**Short task**
Without the pictures, reproduce the records that follow exactly.

Saved entries:
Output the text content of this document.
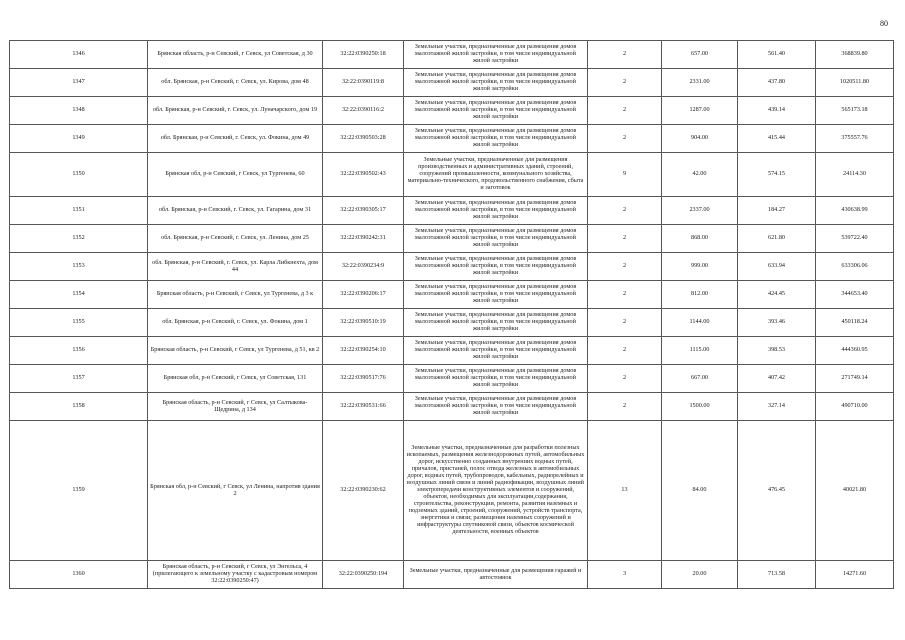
80
1346	Брянская область, р-н Севский, г Севск, ул Советская, д 30	32:22:0390250:18	Земельные участки, предназначенные для размещения домов малоэтажной жилой застройки, в том числе индивидуальной жилой застройки	2	657.00	561.40	368839.80
1347	обл. Брянская, р-н Севский, г. Севск, ул. Кирова, дом 48	32:22:0390119:8	Земельные участки, предназначенные для размещения домов малоэтажной жилой застройки, в том числе индивидуальной жилой застройки	2	2331.00	437.80	1020511.80
1348	обл. Брянская, р-н Севский, г. Севск, ул. Луначарского, дом 19	32:22:0390116:2	Земельные участки, предназначенные для размещения домов малоэтажной жилой застройки, в том числе индивидуальной жилой застройки	2	1287.00	439.14	565173.18
1349	обл. Брянская, р-н Севский, г. Севск, ул. Фокина, дом 49	32:22:0390503:28	Земельные участки, предназначенные для размещения домов малоэтажной жилой застройки, в том числе индивидуальной жилой застройки	2	904.00	415.44	375557.76
1350	Брянская обл, р-н Севский, г Севск, ул Тургенева, 60	32:22:0390502:43	Земельные участки, предназначенные для размещения производственных и административных зданий, строений, сооружений промышленности, коммунального хозяйства, материально-технического, продовольственного снабжения, сбыта и заготовок	9	42.00	574.15	24114.30
1351	обл. Брянская, р-н Севский, г. Севск, ул. Гагарина, дом 31	32:22:0390305:17	Земельные участки, предназначенные для размещения домов малоэтажной жилой застройки, в том числе индивидуальной жилой застройки	2	2337.00	184.27	430638.99
1352	обл. Брянская, р-н Севский, г. Севск, ул. Ленина, дом 25	32:22:0390242:31	Земельные участки, предназначенные для размещения домов малоэтажной жилой застройки, в том числе индивидуальной жилой застройки	2	868.00	621.80	539722.40
1353	обл. Брянская, р-н Севский, г. Севск, ул. Карла Либкнехта, дом 44	32:22:0390234:9	Земельные участки, предназначенные для размещения домов малоэтажной жилой застройки, в том числе индивидуальной жилой застройки	2	999.00	633.94	633306.06
1354	Брянская область, р-н Севский, г Севск, ул Тургенева, д 3 к	32:22:0390206:17	Земельные участки, предназначенные для размещения домов малоэтажной жилой застройки, в том числе индивидуальной жилой застройки	2	812.00	424.45	344653.40
1355	обл. Брянская, р-н Севский, г. Севск, ул. Фокина, дом 1	32:22:0390510:19	Земельные участки, предназначенные для размещения домов малоэтажной жилой застройки, в том числе индивидуальной жилой застройки	2	1144.00	393.46	450118.24
1356	Брянская область, р-н Севский, г Севск, ул Тургенева, д 51, кв 2	32:22:0390254:10	Земельные участки, предназначенные для размещения домов малоэтажной жилой застройки, в том числе индивидуальной жилой застройки	2	1115.00	398.53	444360.95
1357	Брянская обл, р-н Севский, г Севск, ул Советская, 131	32:22:0390517:76	Земельные участки, предназначенные для размещения домов малоэтажной жилой застройки, в том числе индивидуальной жилой застройки	2	667.00	407.42	271749.14
1358	Брянская область, р-н Севский, г Севск, ул Салтыкова-Щедрина, д 134	32:22:0390531:66	Земельные участки, предназначенные для размещения домов малоэтажной жилой застройки, в том числе индивидуальной жилой застройки	2	1500.00	327.14	490710.00
1359	Брянская обл, р-н Севский, г Севск, ул Ленина, напротив здания 2	32:22:0390230:62	Земельные участки, предназначенные для разработки полезных ископаемых, размещения железнодорожных путей, автомобильных дорог, искусственно созданных внутренних водных путей, причалов, пристаней, полос отвода железных и автомобильных дорог, водных путей, трубопроводов, кабельных, радиорелейных и воздушных линий связи и линий радиофикации, воздушных линий электропередачи конструктивных элементов и сооружений, объектов, необходимых для эксплуатации,содержания, строительства, реконструкции, ремонта, развития наземных и подземных зданий, строений, сооружений, устройств транспорта, энергетики и связи; размещения наземных сооружений и инфраструктуры спутниковой связи, объектов космической деятельности, военных объектов	13	84.00	476.45	40021.80
1360	Брянская область, р-н Севский, г Севск, ул Энгельса, 4 (прилегающего к земельному участку с кадастровым номером 32:22:0390250:47)	32:22:0390250:194	Земельные участки, предназначенные для размещения гаражей и автостоянок	3	20.00	713.58	14271.60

**Task result**
Output the text content of this document.
80
1346	Брянская область, р-н Севский, г Севск, ул Советская, д 30	32:22:0390250:18	Земельные участки, предназначенные для размещения домов малоэтажной жилой застройки, в том числе индивидуальной жилой застройки	2	657.00	561.40	368839.80
1347	обл. Брянская, р-н Севский, г. Севск, ул. Кирова, дом 48	32:22:0390119:8	Земельные участки, предназначенные для размещения домов малоэтажной жилой застройки, в том числе индивидуальной жилой застройки	2	2331.00	437.80	1020511.80
1348	обл. Брянская, р-н Севский, г. Севск, ул. Луначарского, дом 19	32:22:0390116:2	Земельные участки, предназначенные для размещения домов малоэтажной жилой застройки, в том числе индивидуальной жилой застройки	2	1287.00	439.14	565173.18
1349	обл. Брянская, р-н Севский, г. Севск, ул. Фокина, дом 49	32:22:0390503:28	Земельные участки, предназначенные для размещения домов малоэтажной жилой застройки, в том числе индивидуальной жилой застройки	2	904.00	415.44	375557.76
1350	Брянская обл, р-н Севский, г Севск, ул Тургенева, 60	32:22:0390502:43	Земельные участки, предназначенные для размещения производственных и административных зданий, строений, сооружений промышленности, коммунального хозяйства, материально-технического, продовольственного снабжения, сбыта и заготовок	9	42.00	574.15	24114.30
1351	обл. Брянская, р-н Севский, г. Севск, ул. Гагарина, дом 31	32:22:0390305:17	Земельные участки, предназначенные для размещения домов малоэтажной жилой застройки, в том числе индивидуальной жилой застройки	2	2337.00	184.27	430638.99
1352	обл. Брянская, р-н Севский, г. Севск, ул. Ленина, дом 25	32:22:0390242:31	Земельные участки, предназначенные для размещения домов малоэтажной жилой застройки, в том числе индивидуальной жилой застройки	2	868.00	621.80	539722.40
1353	обл. Брянская, р-н Севский, г. Севск, ул. Карла Либкнехта, дом 44	32:22:0390234:9	Земельные участки, предназначенные для размещения домов малоэтажной жилой застройки, в том числе индивидуальной жилой застройки	2	999.00	633.94	633306.06
1354	Брянская область, р-н Севский, г Севск, ул Тургенева, д 3 к	32:22:0390206:17	Земельные участки, предназначенные для размещения домов малоэтажной жилой застройки, в том числе индивидуальной жилой застройки	2	812.00	424.45	344653.40
1355	обл. Брянская, р-н Севский, г. Севск, ул. Фокина, дом 1	32:22:0390510:19	Земельные участки, предназначенные для размещения домов малоэтажной жилой застройки, в том числе индивидуальной жилой застройки	2	1144.00	393.46	450118.24
1356	Брянская область, р-н Севский, г Севск, ул Тургенева, д 51, кв 2	32:22:0390254:10	Земельные участки, предназначенные для размещения домов малоэтажной жилой застройки, в том числе индивидуальной жилой застройки	2	1115.00	398.53	444360.95
1357	Брянская обл, р-н Севский, г Севск, ул Советская, 131	32:22:0390517:76	Земельные участки, предназначенные для размещения домов малоэтажной жилой застройки, в том числе индивидуальной жилой застройки	2	667.00	407.42	271749.14
1358	Брянская область, р-н Севский, г Севск, ул Салтыкова-Щедрина, д 134	32:22:0390531:66	Земельные участки, предназначенные для размещения домов малоэтажной жилой застройки, в том числе индивидуальной жилой застройки	2	1500.00	327.14	490710.00
1359	Брянская обл, р-н Севский, г Севск, ул Ленина, напротив здания 2	32:22:0390230:62	Земельные участки, предназначенные для разработки полезных ископаемых, размещения железнодорожных путей, автомобильных дорог, искусственно созданных внутренних водных путей, причалов, пристаней, полос отвода железных и автомобильных дорог, водных путей, трубопроводов, кабельных, радиорелейных и воздушных линий связи и линий радиофикации, воздушных линий электропередачи конструктивных элементов и сооружений, объектов, необходимых для эксплуатации,содержания, строительства, реконструкции, ремонта, развития наземных и подземных зданий, строений, сооружений, устройств транспорта, энергетики и связи; размещения наземных сооружений и инфраструктуры спутниковой связи, объектов космической деятельности, военных объектов	13	84.00	476.45	40021.80
1360	Брянская область, р-н Севский, г Севск, ул Энгельса, 4 (прилегающего к земельному участку с кадастровым номером 32:22:0390250:47)	32:22:0390250:194	Земельные участки, предназначенные для размещения гаражей и автостоянок	3	20.00	713.58	14271.60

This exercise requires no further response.